Exclude the pictures, then repeat the remaining data exactly.

Start of Data to process

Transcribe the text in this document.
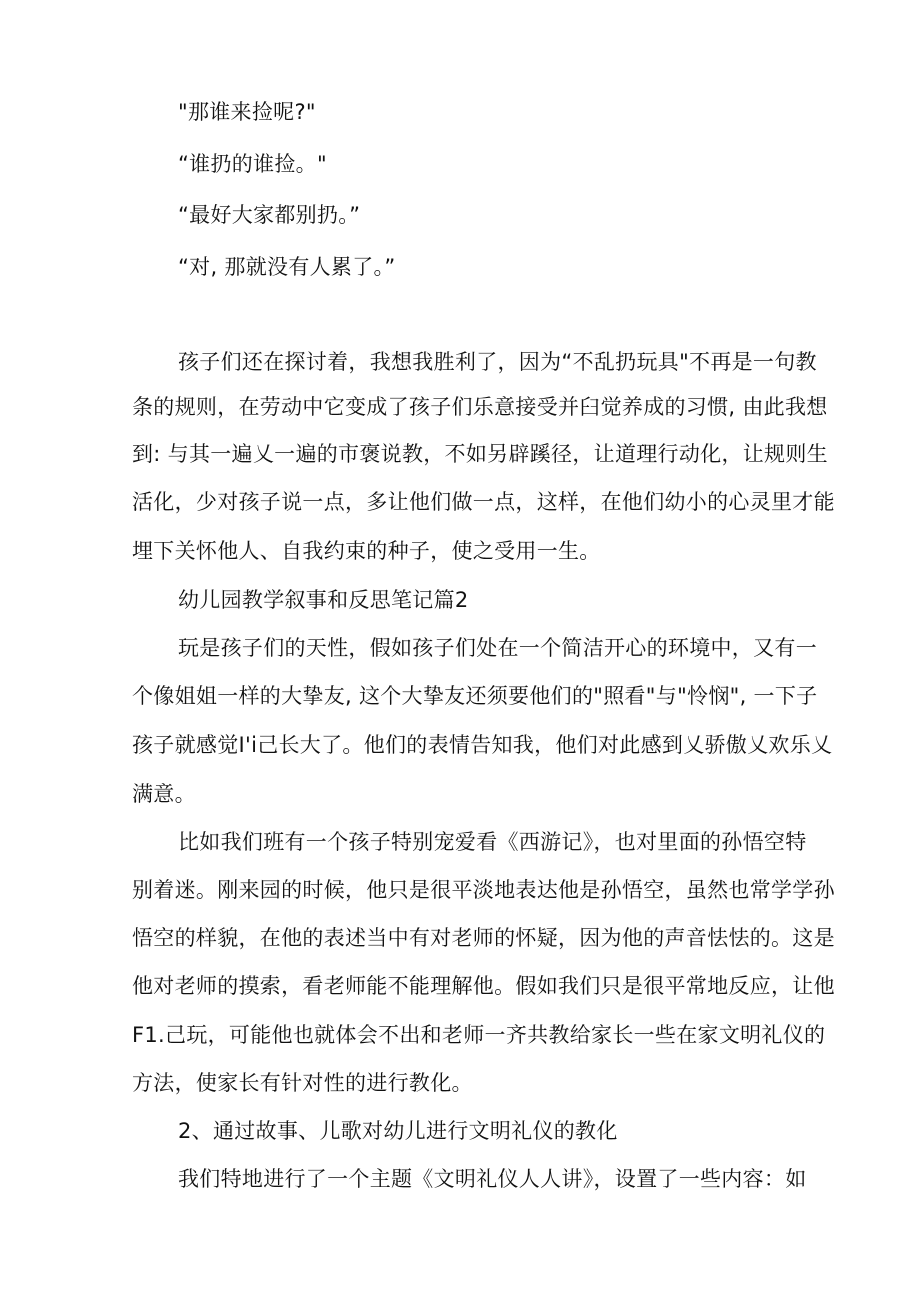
"那谁来捡呢?"
“谁扔的谁捡。"
“最好大家都别扔。”
“对, 那就没有人累了。”
孩子们还在探讨着，我想我胜利了，因为“不乱扔玩具"不再是一句教
条的规则，在劳动中它变成了孩子们乐意接受并臼觉养成的习惯, 由此我想
到: 与其一遍乂一遍的市褒说教，不如另辟蹊径，让道理行动化，让规则生
活化，少对孩子说一点，多让他们做一点，这样，在他们幼小的心灵里才能
埋下关怀他人、自我约束的种子，使之受用一生。
幼儿园教学叙事和反思笔记篇2
玩是孩子们的天性，假如孩子们处在一个简洁开心的环境中，又有一
个像姐姐一样的大挚友, 这个大挚友还须要他们的"照看"与"怜悯", 一下子
孩子就感觉I'i己长大了。他们的表情告知我，他们对此感到乂骄傲乂欢乐乂
满意。
比如我们班有一个孩子特别宠爱看《西游记》，也对里面的孙悟空特
别着迷。刚来园的时候，他只是很平淡地表达他是孙悟空，虽然也常学学孙
悟空的样貌，在他的表述当中有对老师的怀疑，因为他的声音怯怯的。这是
他对老师的摸索，看老师能不能理解他。假如我们只是很平常地反应，让他
F1.己玩，可能他也就体会不出和老师一齐共教给家长一些在家文明礼仪的
方法，使家长有针对性的进行教化。
2、通过故事、儿歌对幼儿进行文明礼仪的教化
我们特地进行了一个主题《文明礼仪人人讲》，设置了一些内容：如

End of Data to process

> _Answer for the task_:
Transcribe the text in this document.
"那谁来捡呢?"
“谁扔的谁捡。"
“最好大家都别扔。”
“对, 那就没有人累了。”
孩子们还在探讨着，我想我胜利了，因为“不乱扔玩具"不再是一句教
条的规则，在劳动中它变成了孩子们乐意接受并臼觉养成的习惯, 由此我想
到: 与其一遍乂一遍的市褒说教，不如另辟蹊径，让道理行动化，让规则生
活化，少对孩子说一点，多让他们做一点，这样，在他们幼小的心灵里才能
埋下关怀他人、自我约束的种子，使之受用一生。
幼儿园教学叙事和反思笔记篇2
玩是孩子们的天性，假如孩子们处在一个简洁开心的环境中，又有一
个像姐姐一样的大挚友, 这个大挚友还须要他们的"照看"与"怜悯", 一下子
孩子就感觉I'i己长大了。他们的表情告知我，他们对此感到乂骄傲乂欢乐乂
满意。
比如我们班有一个孩子特别宠爱看《西游记》，也对里面的孙悟空特
别着迷。刚来园的时候，他只是很平淡地表达他是孙悟空，虽然也常学学孙
悟空的样貌，在他的表述当中有对老师的怀疑，因为他的声音怯怯的。这是
他对老师的摸索，看老师能不能理解他。假如我们只是很平常地反应，让他
F1.己玩，可能他也就体会不出和老师一齐共教给家长一些在家文明礼仪的
方法，使家长有针对性的进行教化。
2、通过故事、儿歌对幼儿进行文明礼仪的教化
我们特地进行了一个主题《文明礼仪人人讲》，设置了一些内容：如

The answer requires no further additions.